AIM A:
Answer these questions using the committee minutes.
(i) What share of curriculum time do the work-related courses take, roughly?
(ii) To what topic does the Chairman move on?
(iii) What number does the question from Charlotte Atkins carry?

Select Committee on Education and Employment Minutes of Evidence

Examination of Witnesses (Questions 60 - 79)



  60. Is it particularly beneficial, do you think, to those sorts of pupils at that age who have not, as you say they should have, acquired these basic skills?
  (Mr Tomlinson) The schools are using it for cohorts of pupils for whom the full national curriculum is not seen as the most appropriate experience and they therefore are getting a certain part of it disapplied to enable them to take roughly about 20 per cent of the curriculum time to occupy the work-related courses. That is what is happening in a number of schools. And increasing numbers of schools would wish to do this.

  Chairman: Thank you for that point. We will move on now to pupil behaviour.

Charlotte Atkins

  61. Have you seen improvements in pupil behaviour, either at the primary or early secondary level, over the last three or four years?

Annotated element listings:
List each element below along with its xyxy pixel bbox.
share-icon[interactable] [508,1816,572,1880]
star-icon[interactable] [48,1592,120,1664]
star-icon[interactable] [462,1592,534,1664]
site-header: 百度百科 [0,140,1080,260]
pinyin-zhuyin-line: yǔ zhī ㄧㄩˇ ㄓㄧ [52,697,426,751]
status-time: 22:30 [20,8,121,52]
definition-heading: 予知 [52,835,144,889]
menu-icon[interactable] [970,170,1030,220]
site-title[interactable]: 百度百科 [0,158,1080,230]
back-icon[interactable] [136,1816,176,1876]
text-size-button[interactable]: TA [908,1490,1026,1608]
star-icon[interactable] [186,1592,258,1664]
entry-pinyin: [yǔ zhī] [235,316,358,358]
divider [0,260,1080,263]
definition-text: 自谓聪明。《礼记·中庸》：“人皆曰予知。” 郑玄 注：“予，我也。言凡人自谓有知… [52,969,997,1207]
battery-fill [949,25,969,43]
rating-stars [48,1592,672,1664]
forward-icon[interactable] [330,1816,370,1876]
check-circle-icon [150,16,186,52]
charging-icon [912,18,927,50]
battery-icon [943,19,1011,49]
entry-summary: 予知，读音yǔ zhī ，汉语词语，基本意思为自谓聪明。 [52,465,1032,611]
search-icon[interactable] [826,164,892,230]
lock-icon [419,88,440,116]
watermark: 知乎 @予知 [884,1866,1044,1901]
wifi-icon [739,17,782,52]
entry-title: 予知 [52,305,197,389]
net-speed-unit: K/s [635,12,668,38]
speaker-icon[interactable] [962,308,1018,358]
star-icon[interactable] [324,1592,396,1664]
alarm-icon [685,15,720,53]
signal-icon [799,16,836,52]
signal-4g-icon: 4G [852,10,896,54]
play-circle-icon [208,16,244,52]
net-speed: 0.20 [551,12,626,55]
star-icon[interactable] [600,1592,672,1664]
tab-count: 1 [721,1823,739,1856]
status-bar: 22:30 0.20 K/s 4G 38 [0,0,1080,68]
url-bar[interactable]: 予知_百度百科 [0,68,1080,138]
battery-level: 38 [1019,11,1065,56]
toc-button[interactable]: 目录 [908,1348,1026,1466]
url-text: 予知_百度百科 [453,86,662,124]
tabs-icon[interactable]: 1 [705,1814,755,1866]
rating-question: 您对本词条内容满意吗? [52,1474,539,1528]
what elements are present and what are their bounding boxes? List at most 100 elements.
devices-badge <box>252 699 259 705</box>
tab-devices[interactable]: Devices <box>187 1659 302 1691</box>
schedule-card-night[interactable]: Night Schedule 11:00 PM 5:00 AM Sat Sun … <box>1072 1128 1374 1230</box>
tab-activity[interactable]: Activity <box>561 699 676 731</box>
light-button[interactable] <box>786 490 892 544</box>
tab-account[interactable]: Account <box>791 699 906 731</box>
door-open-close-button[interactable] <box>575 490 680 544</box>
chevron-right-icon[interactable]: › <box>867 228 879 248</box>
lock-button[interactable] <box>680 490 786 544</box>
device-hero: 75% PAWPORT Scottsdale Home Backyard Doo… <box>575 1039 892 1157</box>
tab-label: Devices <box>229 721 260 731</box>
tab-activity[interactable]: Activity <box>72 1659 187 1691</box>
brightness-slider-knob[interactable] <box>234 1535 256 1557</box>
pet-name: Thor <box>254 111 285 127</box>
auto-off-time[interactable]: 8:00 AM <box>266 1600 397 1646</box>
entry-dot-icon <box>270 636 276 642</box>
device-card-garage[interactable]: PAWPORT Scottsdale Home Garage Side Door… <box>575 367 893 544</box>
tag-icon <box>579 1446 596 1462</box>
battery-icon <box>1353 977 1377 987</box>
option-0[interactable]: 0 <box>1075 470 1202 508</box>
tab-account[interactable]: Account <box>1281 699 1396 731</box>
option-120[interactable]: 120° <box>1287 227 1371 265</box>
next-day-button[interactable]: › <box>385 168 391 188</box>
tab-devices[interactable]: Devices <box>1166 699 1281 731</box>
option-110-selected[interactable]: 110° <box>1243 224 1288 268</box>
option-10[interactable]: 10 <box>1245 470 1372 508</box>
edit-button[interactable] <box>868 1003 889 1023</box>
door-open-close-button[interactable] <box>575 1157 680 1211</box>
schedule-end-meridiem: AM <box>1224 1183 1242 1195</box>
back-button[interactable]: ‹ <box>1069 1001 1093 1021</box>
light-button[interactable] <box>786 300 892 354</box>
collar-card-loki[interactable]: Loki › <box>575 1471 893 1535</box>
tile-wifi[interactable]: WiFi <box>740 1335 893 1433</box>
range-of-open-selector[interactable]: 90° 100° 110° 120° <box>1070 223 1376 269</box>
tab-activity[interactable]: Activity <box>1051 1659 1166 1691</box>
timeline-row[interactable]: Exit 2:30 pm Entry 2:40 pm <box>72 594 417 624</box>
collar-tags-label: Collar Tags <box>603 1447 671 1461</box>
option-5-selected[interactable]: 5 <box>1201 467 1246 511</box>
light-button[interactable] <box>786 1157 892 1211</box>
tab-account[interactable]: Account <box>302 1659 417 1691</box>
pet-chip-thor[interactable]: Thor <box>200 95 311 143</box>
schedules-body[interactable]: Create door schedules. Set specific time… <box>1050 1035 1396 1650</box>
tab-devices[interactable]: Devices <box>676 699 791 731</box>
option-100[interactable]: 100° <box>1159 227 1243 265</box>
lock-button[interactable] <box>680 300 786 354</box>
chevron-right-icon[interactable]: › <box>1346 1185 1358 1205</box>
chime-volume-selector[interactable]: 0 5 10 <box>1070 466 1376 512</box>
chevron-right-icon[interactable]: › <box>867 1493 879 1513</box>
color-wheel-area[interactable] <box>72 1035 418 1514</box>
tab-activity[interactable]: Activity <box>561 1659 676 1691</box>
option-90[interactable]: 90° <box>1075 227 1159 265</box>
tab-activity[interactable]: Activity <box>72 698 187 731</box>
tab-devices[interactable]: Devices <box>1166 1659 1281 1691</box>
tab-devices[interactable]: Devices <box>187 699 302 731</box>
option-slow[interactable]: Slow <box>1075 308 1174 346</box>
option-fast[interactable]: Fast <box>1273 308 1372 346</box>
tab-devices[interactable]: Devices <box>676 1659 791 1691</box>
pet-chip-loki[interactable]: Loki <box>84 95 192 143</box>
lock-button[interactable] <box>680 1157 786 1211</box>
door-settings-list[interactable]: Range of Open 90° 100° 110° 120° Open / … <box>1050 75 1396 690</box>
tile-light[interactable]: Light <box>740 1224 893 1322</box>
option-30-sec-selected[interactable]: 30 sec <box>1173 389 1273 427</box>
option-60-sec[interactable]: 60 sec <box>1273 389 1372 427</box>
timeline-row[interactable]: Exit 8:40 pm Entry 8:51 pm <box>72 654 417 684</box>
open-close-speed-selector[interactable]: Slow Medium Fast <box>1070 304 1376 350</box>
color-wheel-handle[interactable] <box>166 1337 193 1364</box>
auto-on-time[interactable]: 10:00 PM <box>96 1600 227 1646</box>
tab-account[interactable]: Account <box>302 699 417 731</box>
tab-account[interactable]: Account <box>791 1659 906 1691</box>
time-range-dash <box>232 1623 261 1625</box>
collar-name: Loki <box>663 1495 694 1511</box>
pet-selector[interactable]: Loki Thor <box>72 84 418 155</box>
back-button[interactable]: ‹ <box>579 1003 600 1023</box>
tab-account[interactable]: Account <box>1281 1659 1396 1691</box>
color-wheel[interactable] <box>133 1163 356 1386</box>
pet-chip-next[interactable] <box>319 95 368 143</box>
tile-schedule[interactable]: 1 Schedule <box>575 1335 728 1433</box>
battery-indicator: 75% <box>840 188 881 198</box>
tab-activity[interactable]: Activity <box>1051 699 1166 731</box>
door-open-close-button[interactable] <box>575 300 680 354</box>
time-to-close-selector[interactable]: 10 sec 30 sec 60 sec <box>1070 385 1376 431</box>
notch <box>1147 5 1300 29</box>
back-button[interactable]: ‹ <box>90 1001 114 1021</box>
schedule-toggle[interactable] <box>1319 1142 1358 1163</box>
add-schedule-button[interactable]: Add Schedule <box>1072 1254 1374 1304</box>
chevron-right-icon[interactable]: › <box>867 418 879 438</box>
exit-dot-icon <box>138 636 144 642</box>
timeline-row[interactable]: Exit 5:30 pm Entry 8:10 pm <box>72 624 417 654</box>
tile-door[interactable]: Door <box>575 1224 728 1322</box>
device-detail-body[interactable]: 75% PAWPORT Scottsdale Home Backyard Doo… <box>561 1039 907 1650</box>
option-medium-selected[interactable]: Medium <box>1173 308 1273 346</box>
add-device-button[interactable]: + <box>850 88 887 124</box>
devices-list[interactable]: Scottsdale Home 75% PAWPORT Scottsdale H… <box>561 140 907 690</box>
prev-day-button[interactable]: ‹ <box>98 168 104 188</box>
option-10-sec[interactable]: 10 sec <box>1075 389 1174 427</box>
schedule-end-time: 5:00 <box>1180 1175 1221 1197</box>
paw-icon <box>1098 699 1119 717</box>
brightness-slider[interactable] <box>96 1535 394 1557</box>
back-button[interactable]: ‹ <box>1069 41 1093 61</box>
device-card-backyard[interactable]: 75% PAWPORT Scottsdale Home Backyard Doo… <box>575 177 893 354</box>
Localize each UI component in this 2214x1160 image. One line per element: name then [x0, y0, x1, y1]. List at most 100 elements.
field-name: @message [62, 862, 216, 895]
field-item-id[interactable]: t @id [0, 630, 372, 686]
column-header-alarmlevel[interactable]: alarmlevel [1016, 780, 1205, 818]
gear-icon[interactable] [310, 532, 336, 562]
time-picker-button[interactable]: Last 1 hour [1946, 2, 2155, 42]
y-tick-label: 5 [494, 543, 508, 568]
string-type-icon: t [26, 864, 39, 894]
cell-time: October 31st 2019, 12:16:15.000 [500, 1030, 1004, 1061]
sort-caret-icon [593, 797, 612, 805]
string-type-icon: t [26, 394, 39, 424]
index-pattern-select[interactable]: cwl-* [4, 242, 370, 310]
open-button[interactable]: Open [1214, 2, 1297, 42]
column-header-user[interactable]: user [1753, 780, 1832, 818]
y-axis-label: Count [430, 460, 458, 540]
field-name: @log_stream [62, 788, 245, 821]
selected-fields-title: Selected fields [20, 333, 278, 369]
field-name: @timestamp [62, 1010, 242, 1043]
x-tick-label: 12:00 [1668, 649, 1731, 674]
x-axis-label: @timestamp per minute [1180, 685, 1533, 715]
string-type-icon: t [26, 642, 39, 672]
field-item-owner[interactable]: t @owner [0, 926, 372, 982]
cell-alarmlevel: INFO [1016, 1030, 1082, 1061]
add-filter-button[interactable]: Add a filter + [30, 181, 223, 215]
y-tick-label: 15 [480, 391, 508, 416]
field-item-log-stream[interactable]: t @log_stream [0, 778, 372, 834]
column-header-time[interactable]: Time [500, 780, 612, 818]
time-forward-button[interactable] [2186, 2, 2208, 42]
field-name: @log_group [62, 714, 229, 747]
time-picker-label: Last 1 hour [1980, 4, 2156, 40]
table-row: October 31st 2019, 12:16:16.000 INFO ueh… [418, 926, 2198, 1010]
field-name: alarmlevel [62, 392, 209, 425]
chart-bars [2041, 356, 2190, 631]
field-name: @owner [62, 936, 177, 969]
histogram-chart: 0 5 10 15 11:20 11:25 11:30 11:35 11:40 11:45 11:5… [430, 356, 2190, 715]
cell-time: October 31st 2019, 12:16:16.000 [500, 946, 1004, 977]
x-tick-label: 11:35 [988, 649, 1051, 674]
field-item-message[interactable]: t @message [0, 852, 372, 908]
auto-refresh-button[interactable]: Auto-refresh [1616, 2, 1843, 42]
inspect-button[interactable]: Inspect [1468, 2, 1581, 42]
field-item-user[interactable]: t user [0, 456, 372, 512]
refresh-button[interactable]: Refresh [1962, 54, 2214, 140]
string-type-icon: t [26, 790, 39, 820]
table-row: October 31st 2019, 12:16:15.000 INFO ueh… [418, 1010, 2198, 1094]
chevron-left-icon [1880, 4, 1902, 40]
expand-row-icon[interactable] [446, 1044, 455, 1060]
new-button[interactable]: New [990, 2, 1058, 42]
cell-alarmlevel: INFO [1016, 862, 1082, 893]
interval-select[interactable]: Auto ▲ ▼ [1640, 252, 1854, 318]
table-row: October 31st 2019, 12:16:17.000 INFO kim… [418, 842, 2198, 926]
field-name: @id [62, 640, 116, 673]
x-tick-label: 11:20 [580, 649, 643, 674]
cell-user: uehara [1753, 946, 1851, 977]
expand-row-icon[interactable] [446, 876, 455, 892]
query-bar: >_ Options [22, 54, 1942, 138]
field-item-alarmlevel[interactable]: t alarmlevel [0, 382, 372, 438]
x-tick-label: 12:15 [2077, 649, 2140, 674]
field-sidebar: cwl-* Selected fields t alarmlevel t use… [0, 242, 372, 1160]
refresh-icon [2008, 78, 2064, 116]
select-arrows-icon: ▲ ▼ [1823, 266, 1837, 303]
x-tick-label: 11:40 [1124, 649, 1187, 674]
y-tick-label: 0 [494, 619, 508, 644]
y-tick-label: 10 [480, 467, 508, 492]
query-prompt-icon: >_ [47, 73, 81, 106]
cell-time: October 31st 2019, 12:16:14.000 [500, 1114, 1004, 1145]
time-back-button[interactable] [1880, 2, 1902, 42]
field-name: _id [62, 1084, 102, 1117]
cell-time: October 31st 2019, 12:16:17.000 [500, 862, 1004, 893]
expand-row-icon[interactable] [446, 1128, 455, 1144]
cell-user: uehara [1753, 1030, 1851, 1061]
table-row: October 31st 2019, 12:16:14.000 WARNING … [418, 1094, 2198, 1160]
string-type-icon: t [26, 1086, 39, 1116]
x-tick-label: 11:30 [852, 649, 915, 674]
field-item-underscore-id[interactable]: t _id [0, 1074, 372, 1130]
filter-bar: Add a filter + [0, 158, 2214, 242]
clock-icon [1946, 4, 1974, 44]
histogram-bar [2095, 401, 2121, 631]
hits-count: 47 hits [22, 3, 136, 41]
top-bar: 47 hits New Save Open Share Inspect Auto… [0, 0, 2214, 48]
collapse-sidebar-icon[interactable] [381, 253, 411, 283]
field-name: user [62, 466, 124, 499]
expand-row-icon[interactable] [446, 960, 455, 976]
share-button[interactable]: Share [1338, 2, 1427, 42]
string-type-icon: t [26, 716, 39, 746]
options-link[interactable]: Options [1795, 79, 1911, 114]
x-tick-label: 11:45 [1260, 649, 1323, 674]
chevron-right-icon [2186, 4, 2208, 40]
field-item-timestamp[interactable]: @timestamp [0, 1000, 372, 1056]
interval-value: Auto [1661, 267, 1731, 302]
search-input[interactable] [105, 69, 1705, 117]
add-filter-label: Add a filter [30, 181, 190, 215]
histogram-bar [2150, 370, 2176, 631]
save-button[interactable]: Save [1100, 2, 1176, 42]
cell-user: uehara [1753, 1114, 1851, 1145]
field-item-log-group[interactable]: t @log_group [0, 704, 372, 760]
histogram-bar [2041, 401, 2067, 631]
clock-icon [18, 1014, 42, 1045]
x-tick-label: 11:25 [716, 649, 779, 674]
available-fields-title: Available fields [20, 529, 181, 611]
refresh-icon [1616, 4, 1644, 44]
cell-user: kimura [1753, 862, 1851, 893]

AIM B: Arrange the lines of the records as a numbered list, starting with the first line of the records and stopping after the line that contains "status-time: 22:30 [20,8,121,52]". Leave out blank lines.

WRITTEN SOLUTION A:
(i) About 20 per cent
(ii) Pupil behaviour
(iii) 61

WRITTEN SOLUTION B:
1. List each element below along with its xyxy pixel bbox.
2. share-icon[interactable] [508,1816,572,1880]
3. star-icon[interactable] [48,1592,120,1664]
4. star-icon[interactable] [462,1592,534,1664]
5. site-header: 百度百科 [0,140,1080,260]
6. pinyin-zhuyin-line: yǔ zhī ㄧㄩˇ ㄓㄧ [52,697,426,751]
7. status-time: 22:30 [20,8,121,52]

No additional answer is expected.